▶ **INFORMATION SHOWN**
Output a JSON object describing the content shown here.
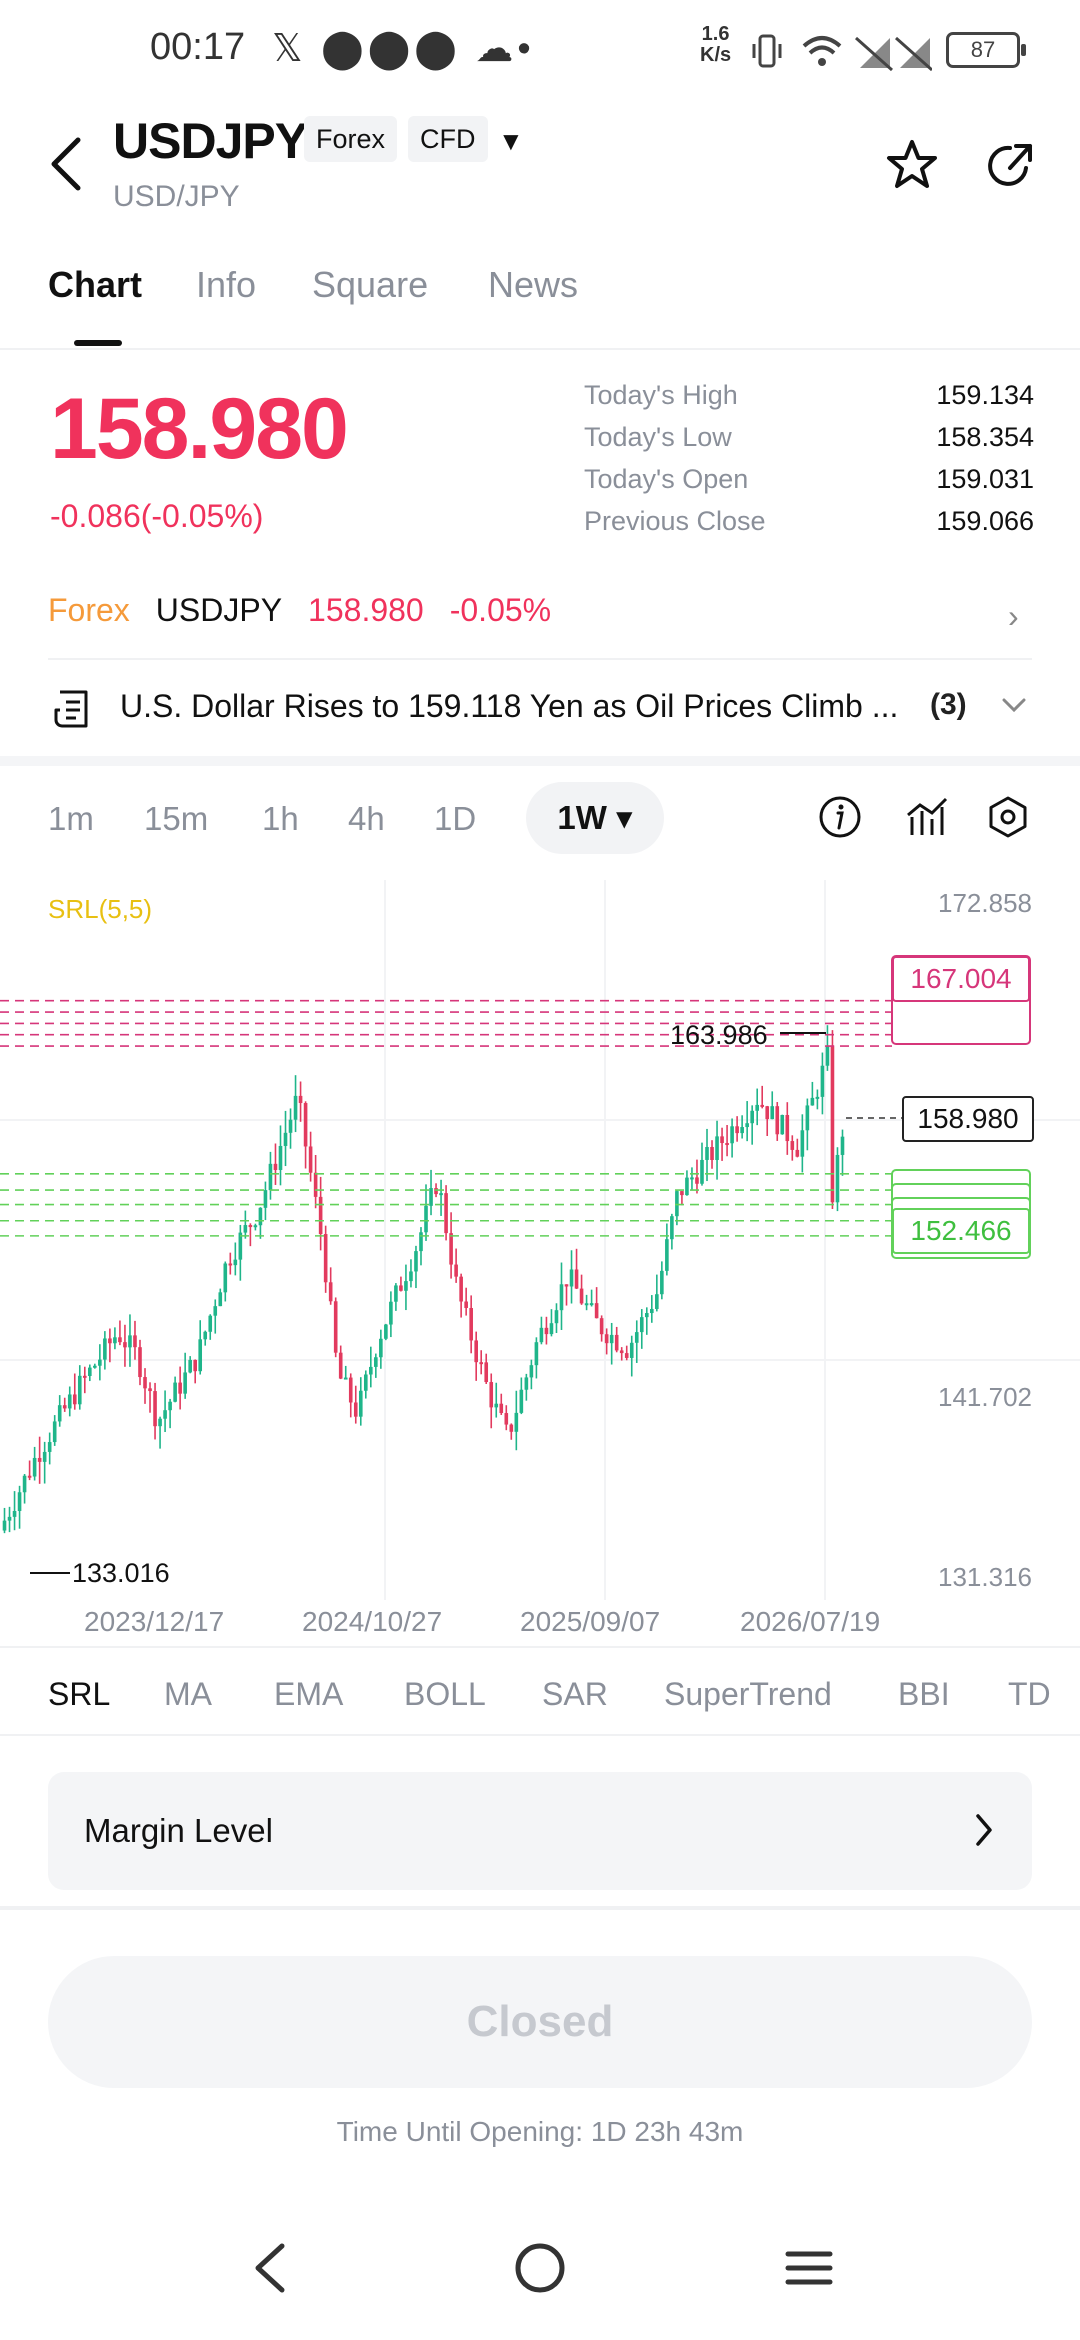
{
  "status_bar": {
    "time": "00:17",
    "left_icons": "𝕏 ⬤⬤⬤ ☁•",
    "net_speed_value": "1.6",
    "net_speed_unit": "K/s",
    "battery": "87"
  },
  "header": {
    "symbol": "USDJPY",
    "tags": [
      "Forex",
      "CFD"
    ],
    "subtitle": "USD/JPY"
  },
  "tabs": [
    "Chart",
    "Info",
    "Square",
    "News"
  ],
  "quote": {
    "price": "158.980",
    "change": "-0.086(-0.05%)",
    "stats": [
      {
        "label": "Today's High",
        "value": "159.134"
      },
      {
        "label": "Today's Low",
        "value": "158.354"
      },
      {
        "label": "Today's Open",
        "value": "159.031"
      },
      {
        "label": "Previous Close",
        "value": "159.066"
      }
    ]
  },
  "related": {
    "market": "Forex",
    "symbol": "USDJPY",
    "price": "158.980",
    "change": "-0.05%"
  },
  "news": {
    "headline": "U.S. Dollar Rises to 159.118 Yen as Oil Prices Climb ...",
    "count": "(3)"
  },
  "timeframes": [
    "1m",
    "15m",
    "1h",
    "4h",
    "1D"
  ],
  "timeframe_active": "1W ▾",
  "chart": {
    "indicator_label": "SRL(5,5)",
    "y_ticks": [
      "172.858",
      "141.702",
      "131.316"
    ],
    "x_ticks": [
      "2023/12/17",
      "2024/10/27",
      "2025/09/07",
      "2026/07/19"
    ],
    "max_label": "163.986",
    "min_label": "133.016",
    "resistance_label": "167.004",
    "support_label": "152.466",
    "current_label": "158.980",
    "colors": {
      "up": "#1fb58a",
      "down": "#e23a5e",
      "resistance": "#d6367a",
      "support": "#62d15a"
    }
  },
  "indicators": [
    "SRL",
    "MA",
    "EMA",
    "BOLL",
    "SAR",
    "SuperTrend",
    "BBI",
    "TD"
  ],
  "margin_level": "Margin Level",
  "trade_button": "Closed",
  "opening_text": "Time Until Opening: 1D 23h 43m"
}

▶ **DIRECTIONS**
Go through the data above and transcribe it in full, omitting any image.

▶ **RESULT FOR THIS EXERCISE**
Output a JSON object describing the content shown here.
{
  "status_bar": {
    "time": "00:17",
    "left_icons": "𝕏 ⬤⬤⬤ ☁•",
    "net_speed_value": "1.6",
    "net_speed_unit": "K/s",
    "battery": "87"
  },
  "header": {
    "symbol": "USDJPY",
    "tags": [
      "Forex",
      "CFD"
    ],
    "subtitle": "USD/JPY"
  },
  "tabs": [
    "Chart",
    "Info",
    "Square",
    "News"
  ],
  "quote": {
    "price": "158.980",
    "change": "-0.086(-0.05%)",
    "stats": [
      {
        "label": "Today's High",
        "value": "159.134"
      },
      {
        "label": "Today's Low",
        "value": "158.354"
      },
      {
        "label": "Today's Open",
        "value": "159.031"
      },
      {
        "label": "Previous Close",
        "value": "159.066"
      }
    ]
  },
  "related": {
    "market": "Forex",
    "symbol": "USDJPY",
    "price": "158.980",
    "change": "-0.05%"
  },
  "news": {
    "headline": "U.S. Dollar Rises to 159.118 Yen as Oil Prices Climb ...",
    "count": "(3)"
  },
  "timeframes": [
    "1m",
    "15m",
    "1h",
    "4h",
    "1D"
  ],
  "timeframe_active": "1W ▾",
  "chart": {
    "indicator_label": "SRL(5,5)",
    "y_ticks": [
      "172.858",
      "141.702",
      "131.316"
    ],
    "x_ticks": [
      "2023/12/17",
      "2024/10/27",
      "2025/09/07",
      "2026/07/19"
    ],
    "max_label": "163.986",
    "min_label": "133.016",
    "resistance_label": "167.004",
    "support_label": "152.466",
    "current_label": "158.980",
    "colors": {
      "up": "#1fb58a",
      "down": "#e23a5e",
      "resistance": "#d6367a",
      "support": "#62d15a"
    }
  },
  "indicators": [
    "SRL",
    "MA",
    "EMA",
    "BOLL",
    "SAR",
    "SuperTrend",
    "BBI",
    "TD"
  ],
  "margin_level": "Margin Level",
  "trade_button": "Closed",
  "opening_text": "Time Until Opening: 1D 23h 43m"
}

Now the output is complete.